Go through the entries and transcribe each one exactly, dropping the pictures.

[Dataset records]
#####

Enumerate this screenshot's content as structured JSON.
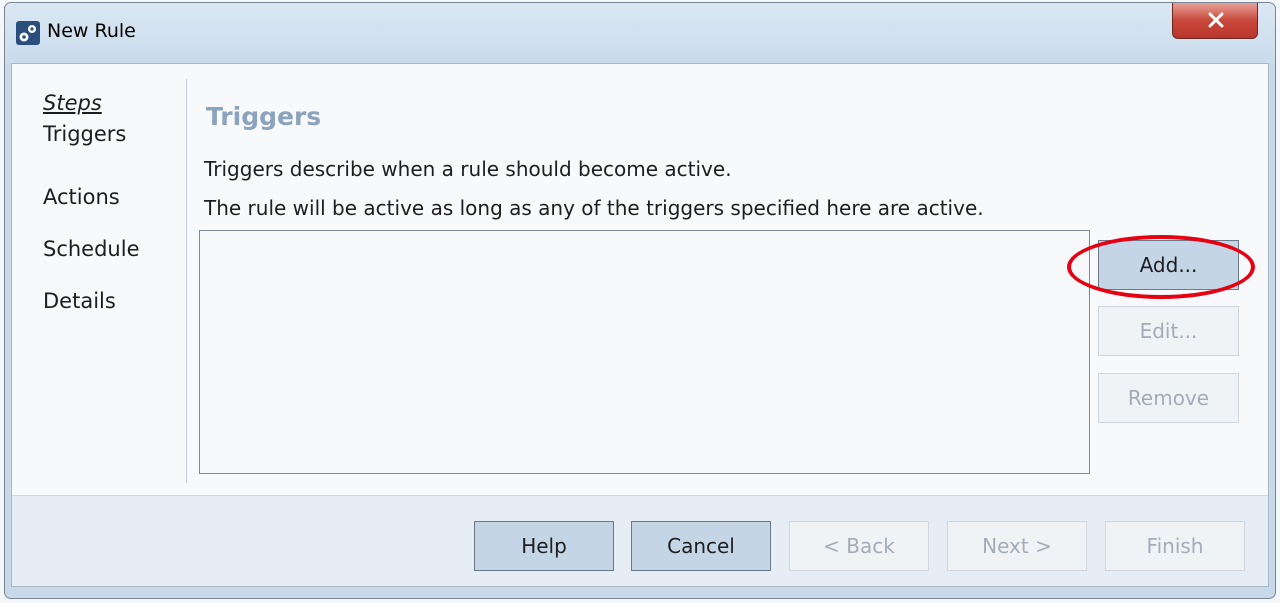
{
  "window": {
    "title": "New Rule",
    "close_label": "x"
  },
  "steps": {
    "header": "Steps",
    "items": [
      {
        "label": "Triggers"
      },
      {
        "label": "Actions"
      },
      {
        "label": "Schedule"
      },
      {
        "label": "Details"
      }
    ]
  },
  "page": {
    "heading": "Triggers",
    "description_line1": "Triggers describe when a rule should become active.",
    "description_line2": "The rule will be active as long as any of the triggers specified here are active."
  },
  "trigger_buttons": {
    "add": "Add...",
    "edit": "Edit...",
    "remove": "Remove"
  },
  "footer_buttons": {
    "help": "Help",
    "cancel": "Cancel",
    "back": "< Back",
    "next": "Next >",
    "finish": "Finish"
  },
  "colors": {
    "heading": "#8ba3bd",
    "highlight": "#e60012",
    "active_button": "#c4d5e5",
    "disabled_text": "#a3acb6"
  },
  "icons": {
    "app": "puzzle-gear-icon",
    "close": "close-icon"
  }
}
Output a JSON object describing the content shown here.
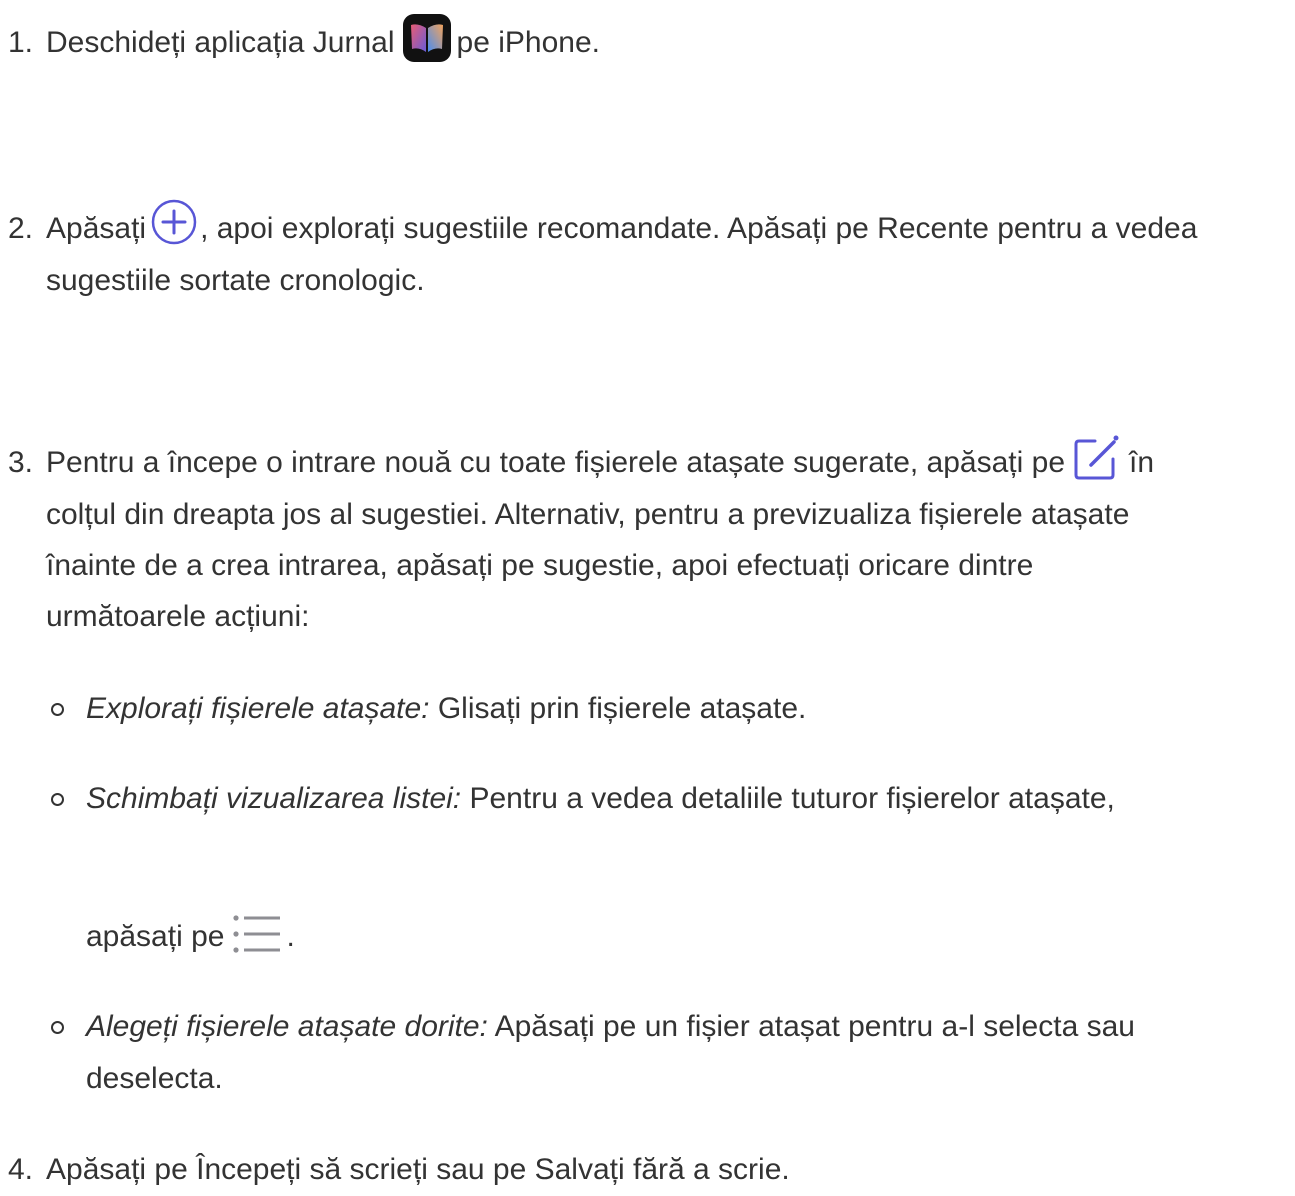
{
  "steps": [
    {
      "number": "1.",
      "text_before": "Deschideți aplicația Jurnal",
      "icon": "journal-app-icon",
      "text_after": "pe iPhone."
    },
    {
      "number": "2.",
      "text_before": "Apăsați",
      "icon": "add-circle-icon",
      "text_after": ", apoi explorați sugestiile recomandate. Apăsați pe Recente pentru a vedea",
      "line2": "sugestiile sortate cronologic."
    },
    {
      "number": "3.",
      "line1_before": "Pentru a începe o intrare nouă cu toate fișierele atașate sugerate, apăsați pe",
      "icon": "compose-icon",
      "line1_after": "în",
      "line2": "colțul din dreapta jos al sugestiei. Alternativ, pentru a previzualiza fișierele atașate",
      "line3": "înainte de a crea intrarea, apăsați pe sugestie, apoi efectuați oricare dintre",
      "line4": "următoarele acțiuni:"
    },
    {
      "number": "4.",
      "text": "Apăsați pe Începeți să scrieți sau pe Salvați fără a scrie."
    }
  ],
  "sub_items": [
    {
      "label": "Explorați fișierele atașate:",
      "text": " Glisați prin fișierele atașate."
    },
    {
      "label": "Schimbați vizualizarea listei:",
      "text": " Pentru a vedea detaliile tuturor fișierelor atașate,",
      "line2_before": "apăsați pe",
      "icon": "list-view-icon",
      "line2_after": "."
    },
    {
      "label": "Alegeți fișierele atașate dorite:",
      "text": " Apăsați pe un fișier atașat pentru a-l selecta sau",
      "line2": "deselecta."
    }
  ],
  "colors": {
    "text": "#333333",
    "accent": "#5856d6",
    "icon_gray": "#8e8e93"
  }
}
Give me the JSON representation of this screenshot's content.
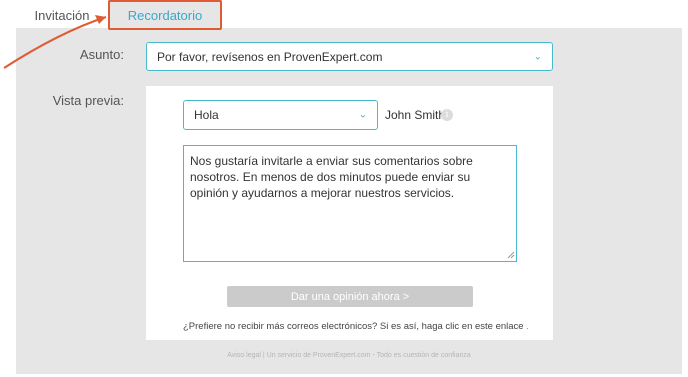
{
  "tabs": [
    {
      "label": "Invitación"
    },
    {
      "label": "Recordatorio"
    }
  ],
  "form": {
    "subject_label": "Asunto:",
    "subject_value": "Por favor, revísenos en ProvenExpert.com",
    "preview_label": "Vista previa:"
  },
  "preview": {
    "greeting_value": "Hola",
    "recipient_name": "John Smith,",
    "message": "Nos gustaría invitarle a enviar sus comentarios sobre nosotros. En menos de dos minutos puede enviar su opinión y ayudarnos a mejorar nuestros servicios.",
    "cta_label": "Dar una opinión ahora >",
    "optout_text": "¿Prefiere no recibir más correos electrónicos? Si es así, haga clic en este enlace",
    "optout_link": " ."
  },
  "footer": {
    "text": "Aviso legal | Un servicio de ProvenExpert.com - Todo es cuestión de confianza"
  },
  "icons": {
    "chevron": "chevron-down-icon",
    "info": "info-icon"
  },
  "colors": {
    "accent": "#49b9cf",
    "highlight": "#e05a34",
    "panel": "#e6e6e6",
    "button_disabled": "#cbcbcb"
  }
}
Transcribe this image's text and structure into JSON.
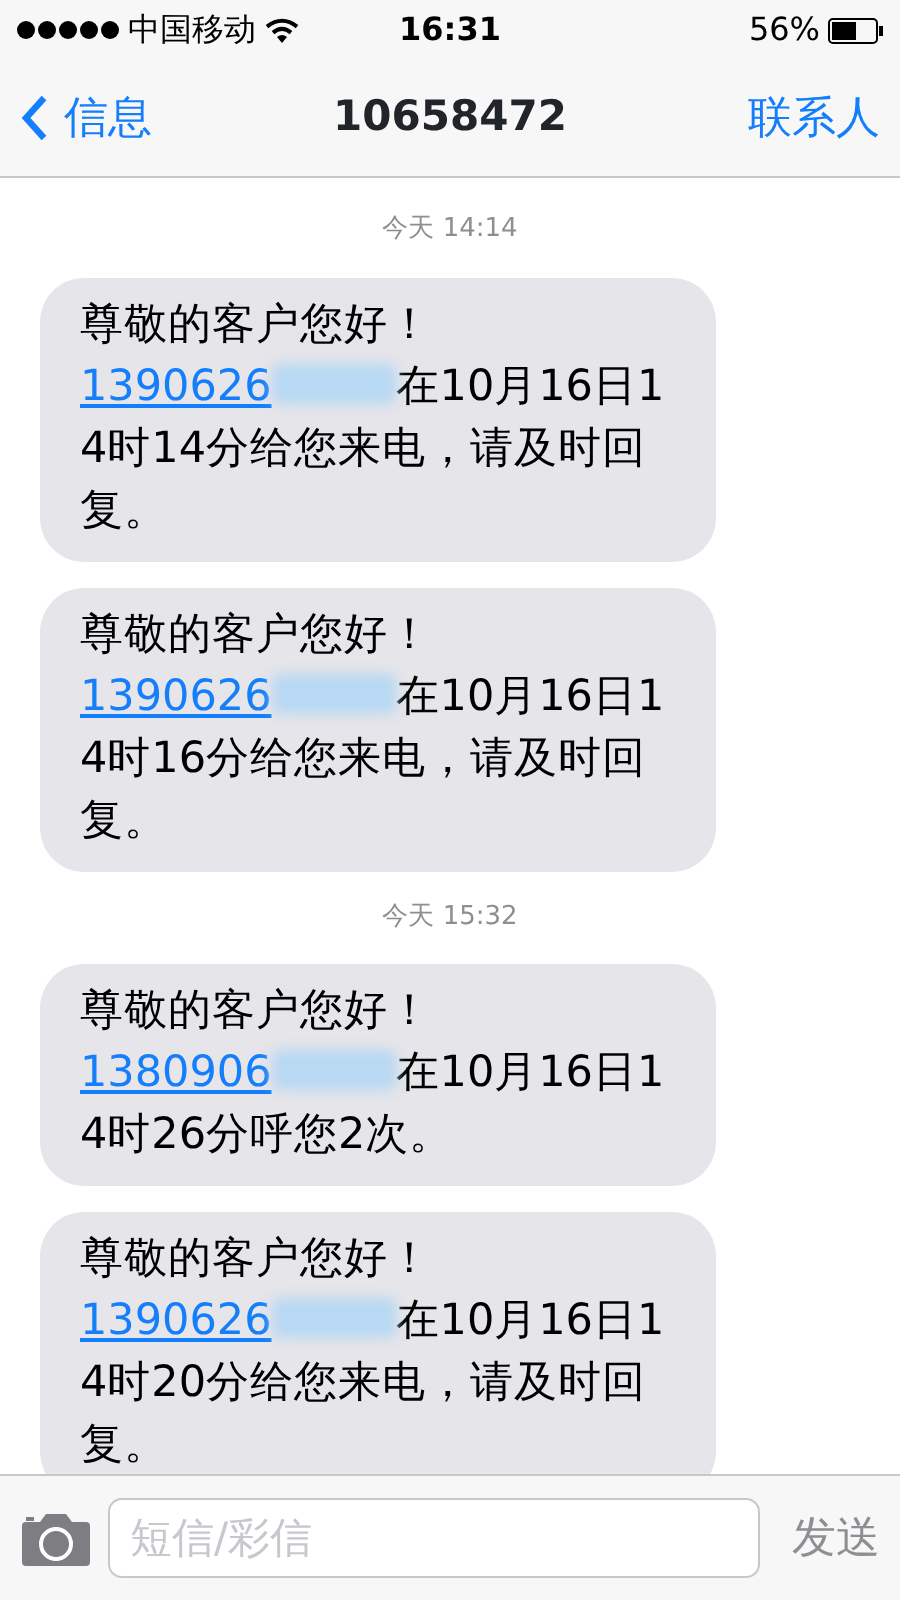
{
  "status_bar": {
    "carrier": "中国移动",
    "time": "16:31",
    "battery": "56%"
  },
  "nav": {
    "back": "信息",
    "title": "10658472",
    "action": "联系人"
  },
  "thread": [
    {
      "kind": "time",
      "text": "今天 14:14"
    },
    {
      "kind": "message",
      "greeting": "尊敬的客户您好！",
      "number": "1390626",
      "rest": "在10月16日14时14分给您来电，请及时回复。"
    },
    {
      "kind": "message",
      "greeting": "尊敬的客户您好！",
      "number": "1390626",
      "rest": "在10月16日14时16分给您来电，请及时回复。"
    },
    {
      "kind": "time",
      "text": "今天 15:32"
    },
    {
      "kind": "message",
      "greeting": "尊敬的客户您好！",
      "number": "1380906",
      "rest": "在10月16日14时26分呼您2次。"
    },
    {
      "kind": "message",
      "greeting": "尊敬的客户您好！",
      "number": "1390626",
      "rest": "在10月16日14时20分给您来电，请及时回复。"
    }
  ],
  "composer": {
    "placeholder": "短信/彩信",
    "send": "发送"
  }
}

#####

■ Response to the exercise
Enumerate this screenshot's content as structured JSON.
{
  "window": {
    "title": "New Rule",
    "close_label": "x"
  },
  "steps": {
    "header": "Steps",
    "items": [
      {
        "label": "Triggers"
      },
      {
        "label": "Actions"
      },
      {
        "label": "Schedule"
      },
      {
        "label": "Details"
      }
    ]
  },
  "page": {
    "heading": "Triggers",
    "description_line1": "Triggers describe when a rule should become active.",
    "description_line2": "The rule will be active as long as any of the triggers specified here are active."
  },
  "trigger_buttons": {
    "add": "Add...",
    "edit": "Edit...",
    "remove": "Remove"
  },
  "footer_buttons": {
    "help": "Help",
    "cancel": "Cancel",
    "back": "< Back",
    "next": "Next >",
    "finish": "Finish"
  },
  "colors": {
    "heading": "#8ba3bd",
    "highlight": "#e60012",
    "active_button": "#c4d5e5",
    "disabled_text": "#a3acb6"
  },
  "icons": {
    "app": "puzzle-gear-icon",
    "close": "close-icon"
  }
}
Output a JSON object describing the content shown here.
{
  "steps": [
    {
      "number": "1.",
      "text_before": "Deschideți aplicația Jurnal",
      "icon": "journal-app-icon",
      "text_after": "pe iPhone."
    },
    {
      "number": "2.",
      "text_before": "Apăsați",
      "icon": "add-circle-icon",
      "text_after": ", apoi explorați sugestiile recomandate. Apăsați pe Recente pentru a vedea",
      "line2": "sugestiile sortate cronologic."
    },
    {
      "number": "3.",
      "line1_before": "Pentru a începe o intrare nouă cu toate fișierele atașate sugerate, apăsați pe",
      "icon": "compose-icon",
      "line1_after": "în",
      "line2": "colțul din dreapta jos al sugestiei. Alternativ, pentru a previzualiza fișierele atașate",
      "line3": "înainte de a crea intrarea, apăsați pe sugestie, apoi efectuați oricare dintre",
      "line4": "următoarele acțiuni:"
    },
    {
      "number": "4.",
      "text": "Apăsați pe Începeți să scrieți sau pe Salvați fără a scrie."
    }
  ],
  "sub_items": [
    {
      "label": "Explorați fișierele atașate:",
      "text": " Glisați prin fișierele atașate."
    },
    {
      "label": "Schimbați vizualizarea listei:",
      "text": " Pentru a vedea detaliile tuturor fișierelor atașate,",
      "line2_before": "apăsați pe",
      "icon": "list-view-icon",
      "line2_after": "."
    },
    {
      "label": "Alegeți fișierele atașate dorite:",
      "text": " Apăsați pe un fișier atașat pentru a-l selecta sau",
      "line2": "deselecta."
    }
  ],
  "colors": {
    "text": "#333333",
    "accent": "#5856d6",
    "icon_gray": "#8e8e93"
  }
}
Give me the JSON representation of this screenshot's content.
{
  "tabs": [
    {
      "label": "Invitación"
    },
    {
      "label": "Recordatorio"
    }
  ],
  "form": {
    "subject_label": "Asunto:",
    "subject_value": "Por favor, revísenos en ProvenExpert.com",
    "preview_label": "Vista previa:"
  },
  "preview": {
    "greeting_value": "Hola",
    "recipient_name": "John Smith,",
    "message": "Nos gustaría invitarle a enviar sus comentarios sobre nosotros. En menos de dos minutos puede enviar su opinión y ayudarnos a mejorar nuestros servicios.",
    "cta_label": "Dar una opinión ahora >",
    "optout_text": "¿Prefiere no recibir más correos electrónicos? Si es así, haga clic en este enlace",
    "optout_link": " ."
  },
  "footer": {
    "text": "Aviso legal | Un servicio de ProvenExpert.com - Todo es cuestión de confianza"
  },
  "icons": {
    "chevron": "chevron-down-icon",
    "info": "info-icon"
  },
  "colors": {
    "accent": "#49b9cf",
    "highlight": "#e05a34",
    "panel": "#e6e6e6",
    "button_disabled": "#cbcbcb"
  }
}
Transcribe this image's text and structure into JSON.
{
  "status_bar": {
    "carrier": "中国移动",
    "time": "16:31",
    "battery": "56%"
  },
  "nav": {
    "back": "信息",
    "title": "10658472",
    "action": "联系人"
  },
  "thread": [
    {
      "kind": "time",
      "text": "今天 14:14"
    },
    {
      "kind": "message",
      "greeting": "尊敬的客户您好！",
      "number": "1390626",
      "rest": "在10月16日14时14分给您来电，请及时回复。"
    },
    {
      "kind": "message",
      "greeting": "尊敬的客户您好！",
      "number": "1390626",
      "rest": "在10月16日14时16分给您来电，请及时回复。"
    },
    {
      "kind": "time",
      "text": "今天 15:32"
    },
    {
      "kind": "message",
      "greeting": "尊敬的客户您好！",
      "number": "1380906",
      "rest": "在10月16日14时26分呼您2次。"
    },
    {
      "kind": "message",
      "greeting": "尊敬的客户您好！",
      "number": "1390626",
      "rest": "在10月16日14时20分给您来电，请及时回复。"
    }
  ],
  "composer": {
    "placeholder": "短信/彩信",
    "send": "发送"
  }
}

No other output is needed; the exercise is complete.